begin Extracted entries

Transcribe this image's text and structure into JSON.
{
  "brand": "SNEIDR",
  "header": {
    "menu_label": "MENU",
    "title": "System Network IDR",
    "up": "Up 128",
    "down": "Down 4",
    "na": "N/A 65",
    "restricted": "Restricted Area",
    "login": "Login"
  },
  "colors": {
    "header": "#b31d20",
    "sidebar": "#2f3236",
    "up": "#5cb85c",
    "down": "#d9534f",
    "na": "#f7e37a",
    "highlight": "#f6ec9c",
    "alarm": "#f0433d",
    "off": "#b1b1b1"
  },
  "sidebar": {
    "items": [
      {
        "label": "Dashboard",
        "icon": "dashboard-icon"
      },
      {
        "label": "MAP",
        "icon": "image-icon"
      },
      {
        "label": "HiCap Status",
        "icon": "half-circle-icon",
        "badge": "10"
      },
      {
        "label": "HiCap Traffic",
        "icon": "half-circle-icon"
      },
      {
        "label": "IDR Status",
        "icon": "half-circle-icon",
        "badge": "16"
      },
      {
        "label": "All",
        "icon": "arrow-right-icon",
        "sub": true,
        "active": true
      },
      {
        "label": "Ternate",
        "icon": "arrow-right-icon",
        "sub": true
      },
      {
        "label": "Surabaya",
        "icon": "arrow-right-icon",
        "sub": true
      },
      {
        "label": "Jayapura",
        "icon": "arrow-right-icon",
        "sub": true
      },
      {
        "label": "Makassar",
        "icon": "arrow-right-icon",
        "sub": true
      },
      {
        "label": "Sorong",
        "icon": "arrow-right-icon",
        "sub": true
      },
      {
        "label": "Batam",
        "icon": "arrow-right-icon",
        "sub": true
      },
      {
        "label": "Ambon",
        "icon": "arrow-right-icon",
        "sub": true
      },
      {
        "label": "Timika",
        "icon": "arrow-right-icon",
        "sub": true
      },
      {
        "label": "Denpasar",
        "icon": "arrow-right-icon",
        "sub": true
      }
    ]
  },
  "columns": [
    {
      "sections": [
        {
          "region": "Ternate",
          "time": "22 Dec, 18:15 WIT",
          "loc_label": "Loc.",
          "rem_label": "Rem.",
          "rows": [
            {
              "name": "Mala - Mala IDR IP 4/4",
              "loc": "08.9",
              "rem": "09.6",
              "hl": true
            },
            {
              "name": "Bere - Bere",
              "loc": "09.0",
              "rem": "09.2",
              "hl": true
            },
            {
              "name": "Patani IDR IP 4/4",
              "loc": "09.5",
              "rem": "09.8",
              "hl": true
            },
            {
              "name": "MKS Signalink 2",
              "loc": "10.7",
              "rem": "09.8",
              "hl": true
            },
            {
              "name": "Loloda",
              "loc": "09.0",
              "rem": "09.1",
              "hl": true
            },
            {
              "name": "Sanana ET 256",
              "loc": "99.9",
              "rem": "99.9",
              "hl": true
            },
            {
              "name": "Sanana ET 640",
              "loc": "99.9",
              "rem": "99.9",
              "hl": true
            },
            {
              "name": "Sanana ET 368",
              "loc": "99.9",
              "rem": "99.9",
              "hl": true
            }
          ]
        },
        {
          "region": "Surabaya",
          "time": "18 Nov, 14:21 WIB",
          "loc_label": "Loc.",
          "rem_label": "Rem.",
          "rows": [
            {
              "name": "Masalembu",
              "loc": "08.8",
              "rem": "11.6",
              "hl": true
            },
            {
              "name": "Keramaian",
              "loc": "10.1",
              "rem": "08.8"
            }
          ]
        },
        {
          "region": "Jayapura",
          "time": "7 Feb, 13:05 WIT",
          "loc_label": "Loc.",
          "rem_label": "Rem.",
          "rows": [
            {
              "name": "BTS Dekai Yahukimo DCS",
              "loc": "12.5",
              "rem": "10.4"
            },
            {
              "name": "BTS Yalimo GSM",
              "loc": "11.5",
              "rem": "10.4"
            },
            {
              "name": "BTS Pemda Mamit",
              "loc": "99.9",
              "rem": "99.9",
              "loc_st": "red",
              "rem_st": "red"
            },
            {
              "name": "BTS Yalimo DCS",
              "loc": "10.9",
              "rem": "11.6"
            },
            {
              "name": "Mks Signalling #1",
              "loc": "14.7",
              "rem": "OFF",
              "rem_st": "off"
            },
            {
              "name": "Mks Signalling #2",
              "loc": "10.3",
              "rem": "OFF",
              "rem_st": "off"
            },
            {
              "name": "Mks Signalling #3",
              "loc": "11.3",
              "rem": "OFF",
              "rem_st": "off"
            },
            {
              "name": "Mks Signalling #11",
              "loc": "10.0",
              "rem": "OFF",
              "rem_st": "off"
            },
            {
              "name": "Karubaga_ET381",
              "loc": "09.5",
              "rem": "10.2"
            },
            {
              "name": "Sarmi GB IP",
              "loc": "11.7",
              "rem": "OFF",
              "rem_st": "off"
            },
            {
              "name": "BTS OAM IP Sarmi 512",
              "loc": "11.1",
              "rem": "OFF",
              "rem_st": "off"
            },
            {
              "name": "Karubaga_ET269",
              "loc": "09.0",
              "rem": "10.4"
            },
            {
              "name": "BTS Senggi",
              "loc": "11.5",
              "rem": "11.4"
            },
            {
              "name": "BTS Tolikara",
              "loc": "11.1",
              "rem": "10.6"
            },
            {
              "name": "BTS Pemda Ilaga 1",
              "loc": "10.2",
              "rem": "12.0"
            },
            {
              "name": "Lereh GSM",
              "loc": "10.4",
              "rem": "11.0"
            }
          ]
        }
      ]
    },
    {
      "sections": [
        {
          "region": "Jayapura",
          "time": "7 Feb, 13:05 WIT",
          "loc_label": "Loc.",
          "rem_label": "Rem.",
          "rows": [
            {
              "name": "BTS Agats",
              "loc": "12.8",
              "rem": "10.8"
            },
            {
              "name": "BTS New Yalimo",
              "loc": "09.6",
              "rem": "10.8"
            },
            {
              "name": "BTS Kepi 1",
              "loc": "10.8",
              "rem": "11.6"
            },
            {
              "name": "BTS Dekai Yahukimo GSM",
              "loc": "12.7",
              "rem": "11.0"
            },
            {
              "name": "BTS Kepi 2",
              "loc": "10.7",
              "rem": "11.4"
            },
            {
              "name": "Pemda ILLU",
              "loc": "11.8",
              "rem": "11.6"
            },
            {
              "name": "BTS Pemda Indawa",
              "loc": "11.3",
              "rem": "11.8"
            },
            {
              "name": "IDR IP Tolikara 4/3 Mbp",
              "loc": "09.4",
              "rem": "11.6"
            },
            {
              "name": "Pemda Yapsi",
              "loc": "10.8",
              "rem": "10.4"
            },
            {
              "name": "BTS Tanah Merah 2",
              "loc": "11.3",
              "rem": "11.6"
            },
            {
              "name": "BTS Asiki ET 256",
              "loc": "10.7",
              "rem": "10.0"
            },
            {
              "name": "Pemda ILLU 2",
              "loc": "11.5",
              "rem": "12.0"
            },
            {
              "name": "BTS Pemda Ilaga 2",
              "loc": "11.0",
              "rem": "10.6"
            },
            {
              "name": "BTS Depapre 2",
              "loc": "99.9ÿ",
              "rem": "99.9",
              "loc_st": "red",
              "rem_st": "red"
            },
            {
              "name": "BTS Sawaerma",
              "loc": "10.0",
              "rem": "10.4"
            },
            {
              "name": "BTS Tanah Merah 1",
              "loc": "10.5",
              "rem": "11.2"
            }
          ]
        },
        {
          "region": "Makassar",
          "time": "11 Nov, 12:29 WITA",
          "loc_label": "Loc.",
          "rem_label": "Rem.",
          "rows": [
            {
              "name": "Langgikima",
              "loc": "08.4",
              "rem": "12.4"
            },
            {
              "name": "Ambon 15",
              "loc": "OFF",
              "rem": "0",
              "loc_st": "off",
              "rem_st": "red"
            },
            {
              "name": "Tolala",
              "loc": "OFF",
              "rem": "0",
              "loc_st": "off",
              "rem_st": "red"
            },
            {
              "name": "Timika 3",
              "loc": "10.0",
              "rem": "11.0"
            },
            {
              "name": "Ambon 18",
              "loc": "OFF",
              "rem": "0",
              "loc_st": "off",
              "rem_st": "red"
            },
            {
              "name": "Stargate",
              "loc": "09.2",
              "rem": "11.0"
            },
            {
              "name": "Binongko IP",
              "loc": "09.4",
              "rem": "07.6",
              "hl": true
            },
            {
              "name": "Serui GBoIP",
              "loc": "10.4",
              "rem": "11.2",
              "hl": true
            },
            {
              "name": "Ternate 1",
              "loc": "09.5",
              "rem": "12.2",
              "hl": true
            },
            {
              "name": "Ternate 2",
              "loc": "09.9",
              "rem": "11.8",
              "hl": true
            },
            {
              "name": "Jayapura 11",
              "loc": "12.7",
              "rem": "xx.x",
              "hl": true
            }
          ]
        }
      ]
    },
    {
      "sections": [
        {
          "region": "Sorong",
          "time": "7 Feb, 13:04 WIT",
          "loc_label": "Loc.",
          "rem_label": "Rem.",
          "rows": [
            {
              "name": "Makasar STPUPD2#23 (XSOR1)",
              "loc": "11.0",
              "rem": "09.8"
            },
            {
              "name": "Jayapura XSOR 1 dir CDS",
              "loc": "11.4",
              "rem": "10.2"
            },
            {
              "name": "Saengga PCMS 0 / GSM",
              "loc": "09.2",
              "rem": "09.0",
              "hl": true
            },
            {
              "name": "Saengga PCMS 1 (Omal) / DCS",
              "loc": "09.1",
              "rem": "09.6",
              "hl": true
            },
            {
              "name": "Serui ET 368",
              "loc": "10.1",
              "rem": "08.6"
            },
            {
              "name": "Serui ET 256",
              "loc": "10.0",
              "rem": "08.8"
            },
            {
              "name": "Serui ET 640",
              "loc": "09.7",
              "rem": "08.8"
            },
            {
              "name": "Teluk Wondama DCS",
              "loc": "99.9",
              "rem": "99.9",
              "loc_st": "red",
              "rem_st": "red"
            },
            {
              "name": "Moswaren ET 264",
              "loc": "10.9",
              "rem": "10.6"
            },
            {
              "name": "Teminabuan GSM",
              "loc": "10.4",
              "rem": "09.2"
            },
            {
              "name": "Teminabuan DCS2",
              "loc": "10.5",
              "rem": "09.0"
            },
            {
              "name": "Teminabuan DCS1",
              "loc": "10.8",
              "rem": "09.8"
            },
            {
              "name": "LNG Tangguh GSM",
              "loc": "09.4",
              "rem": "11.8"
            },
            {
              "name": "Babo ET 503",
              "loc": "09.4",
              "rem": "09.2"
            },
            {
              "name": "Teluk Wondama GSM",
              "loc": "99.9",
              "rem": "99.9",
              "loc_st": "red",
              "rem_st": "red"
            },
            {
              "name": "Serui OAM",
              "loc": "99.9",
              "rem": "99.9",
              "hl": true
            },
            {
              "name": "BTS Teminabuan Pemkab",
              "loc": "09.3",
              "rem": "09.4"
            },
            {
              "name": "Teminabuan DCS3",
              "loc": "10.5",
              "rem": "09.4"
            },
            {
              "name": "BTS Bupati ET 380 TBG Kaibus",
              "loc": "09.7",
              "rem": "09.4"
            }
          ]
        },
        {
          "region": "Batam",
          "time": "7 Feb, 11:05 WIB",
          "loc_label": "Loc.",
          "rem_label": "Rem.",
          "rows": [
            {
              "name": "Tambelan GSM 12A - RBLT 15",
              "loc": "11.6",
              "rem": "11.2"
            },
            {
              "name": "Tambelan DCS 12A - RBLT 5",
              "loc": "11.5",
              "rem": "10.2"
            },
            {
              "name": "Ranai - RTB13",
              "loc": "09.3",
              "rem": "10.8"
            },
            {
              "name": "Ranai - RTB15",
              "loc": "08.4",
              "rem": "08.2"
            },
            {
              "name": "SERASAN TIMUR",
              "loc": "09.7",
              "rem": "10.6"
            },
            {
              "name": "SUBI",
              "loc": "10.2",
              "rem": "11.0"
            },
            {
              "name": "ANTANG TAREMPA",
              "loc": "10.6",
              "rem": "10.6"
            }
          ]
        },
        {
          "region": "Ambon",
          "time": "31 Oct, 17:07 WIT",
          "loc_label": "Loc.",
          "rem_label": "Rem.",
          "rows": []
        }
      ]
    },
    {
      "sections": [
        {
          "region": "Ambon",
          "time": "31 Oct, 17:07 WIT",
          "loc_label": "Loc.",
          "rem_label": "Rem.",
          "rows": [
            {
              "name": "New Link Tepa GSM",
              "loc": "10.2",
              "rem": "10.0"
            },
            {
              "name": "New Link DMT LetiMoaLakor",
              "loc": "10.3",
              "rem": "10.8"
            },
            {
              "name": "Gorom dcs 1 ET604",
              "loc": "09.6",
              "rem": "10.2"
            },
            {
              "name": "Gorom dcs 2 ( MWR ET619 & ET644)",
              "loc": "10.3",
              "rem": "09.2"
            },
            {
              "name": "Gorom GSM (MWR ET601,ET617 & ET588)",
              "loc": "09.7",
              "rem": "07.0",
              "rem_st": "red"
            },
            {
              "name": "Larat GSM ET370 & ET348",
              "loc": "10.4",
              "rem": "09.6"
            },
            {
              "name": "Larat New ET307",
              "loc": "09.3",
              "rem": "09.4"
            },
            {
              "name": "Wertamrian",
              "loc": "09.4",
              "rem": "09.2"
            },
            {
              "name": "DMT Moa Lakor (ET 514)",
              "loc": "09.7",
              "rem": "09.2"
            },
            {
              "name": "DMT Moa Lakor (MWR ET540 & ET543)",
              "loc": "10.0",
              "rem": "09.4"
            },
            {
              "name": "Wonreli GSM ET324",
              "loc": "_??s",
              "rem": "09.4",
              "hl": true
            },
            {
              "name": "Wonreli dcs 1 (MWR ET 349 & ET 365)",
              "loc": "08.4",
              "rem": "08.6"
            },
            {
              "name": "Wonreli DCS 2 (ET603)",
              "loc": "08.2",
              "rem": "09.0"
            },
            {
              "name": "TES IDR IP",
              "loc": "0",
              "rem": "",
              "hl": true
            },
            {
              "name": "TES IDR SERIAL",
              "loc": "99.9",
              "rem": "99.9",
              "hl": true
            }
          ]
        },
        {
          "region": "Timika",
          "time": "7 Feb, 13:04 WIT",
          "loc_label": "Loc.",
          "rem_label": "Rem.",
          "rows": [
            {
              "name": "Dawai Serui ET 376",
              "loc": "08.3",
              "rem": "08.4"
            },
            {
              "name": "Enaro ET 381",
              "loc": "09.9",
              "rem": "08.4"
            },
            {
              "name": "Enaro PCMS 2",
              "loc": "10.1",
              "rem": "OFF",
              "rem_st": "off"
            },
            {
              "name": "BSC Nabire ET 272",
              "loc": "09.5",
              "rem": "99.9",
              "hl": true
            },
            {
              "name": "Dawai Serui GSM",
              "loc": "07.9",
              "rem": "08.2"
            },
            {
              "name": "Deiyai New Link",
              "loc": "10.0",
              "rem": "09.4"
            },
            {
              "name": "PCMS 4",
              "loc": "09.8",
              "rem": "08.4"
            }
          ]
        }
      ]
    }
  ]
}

end Extracted entries

**What to do:**
Exactly how many lines contain "RBLT"? State the number and nothing else.

**Expected output:**
2